◆ **WHAT IS NEEDED**
Reproduce the records below exactly as given.

◆ **DATA EXTRACT**

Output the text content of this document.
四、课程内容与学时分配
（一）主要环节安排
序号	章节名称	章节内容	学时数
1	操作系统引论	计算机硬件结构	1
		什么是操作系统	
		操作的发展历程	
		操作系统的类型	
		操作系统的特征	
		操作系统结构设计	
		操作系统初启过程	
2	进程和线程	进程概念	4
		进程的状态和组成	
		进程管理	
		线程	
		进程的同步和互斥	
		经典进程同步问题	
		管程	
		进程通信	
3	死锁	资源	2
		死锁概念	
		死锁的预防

◆ **ANSWER TO THE TASK**
Output the text content of this document.
四、课程内容与学时分配
（一）主要环节安排
序号	章节名称	章节内容	学时数
1	操作系统引论	计算机硬件结构	1
		什么是操作系统	
		操作的发展历程	
		操作系统的类型	
		操作系统的特征	
		操作系统结构设计	
		操作系统初启过程	
2	进程和线程	进程概念	4
		进程的状态和组成	
		进程管理	
		线程	
		进程的同步和互斥	
		经典进程同步问题	
		管程	
		进程通信	
3	死锁	资源	2
		死锁概念	
		死锁的预防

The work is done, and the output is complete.